[Extracted data start]

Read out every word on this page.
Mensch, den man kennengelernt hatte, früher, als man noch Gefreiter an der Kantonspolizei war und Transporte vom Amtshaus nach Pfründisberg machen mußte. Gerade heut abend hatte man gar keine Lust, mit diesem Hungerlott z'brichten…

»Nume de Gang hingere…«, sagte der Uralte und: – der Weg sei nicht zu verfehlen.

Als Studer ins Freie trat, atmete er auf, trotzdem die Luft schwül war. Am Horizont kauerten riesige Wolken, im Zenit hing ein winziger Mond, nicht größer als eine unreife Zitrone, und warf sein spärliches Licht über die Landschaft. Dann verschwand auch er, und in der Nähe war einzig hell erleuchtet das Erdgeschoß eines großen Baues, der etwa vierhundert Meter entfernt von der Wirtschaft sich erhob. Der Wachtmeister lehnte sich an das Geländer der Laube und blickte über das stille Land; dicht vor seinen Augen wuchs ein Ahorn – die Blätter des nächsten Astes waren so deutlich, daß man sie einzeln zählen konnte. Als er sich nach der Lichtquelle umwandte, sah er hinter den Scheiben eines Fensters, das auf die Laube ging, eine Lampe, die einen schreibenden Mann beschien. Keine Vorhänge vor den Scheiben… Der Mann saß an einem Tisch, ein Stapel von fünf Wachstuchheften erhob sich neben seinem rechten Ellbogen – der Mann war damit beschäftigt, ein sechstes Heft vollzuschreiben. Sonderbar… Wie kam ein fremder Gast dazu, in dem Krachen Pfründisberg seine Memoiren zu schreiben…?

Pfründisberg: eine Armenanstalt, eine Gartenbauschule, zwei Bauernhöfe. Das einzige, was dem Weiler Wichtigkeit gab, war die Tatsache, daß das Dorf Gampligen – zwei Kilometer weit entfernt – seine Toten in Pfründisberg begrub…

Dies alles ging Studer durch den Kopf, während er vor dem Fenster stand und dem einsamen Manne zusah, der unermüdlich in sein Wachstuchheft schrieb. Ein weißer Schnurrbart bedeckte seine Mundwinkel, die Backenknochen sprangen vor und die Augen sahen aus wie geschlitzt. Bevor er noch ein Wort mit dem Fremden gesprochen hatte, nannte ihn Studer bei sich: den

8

[Extracted data end]

_What to work on_.
Look through the data above. Each line containing the word "noch" needs to be copied.

_Problem solution_.
Mensch, den man kennengelernt hatte, früher, als man noch Gefreiter an der Kantonspolizei war und Transporte vom Amtshaus nach Pfründisberg machen mußte. Gerade heut abend hatte man gar keine Lust, mit diesem Hungerlott z'brichten…
Dies alles ging Studer durch den Kopf, während er vor dem Fenster stand und dem einsamen Manne zusah, der unermüdlich in sein Wachstuchheft schrieb. Ein weißer Schnurrbart bedeckte seine Mundwinkel, die Backenknochen sprangen vor und die Augen sahen aus wie geschlitzt. Bevor er noch ein Wort mit dem Fremden gesprochen hatte, nannte ihn Studer bei sich: den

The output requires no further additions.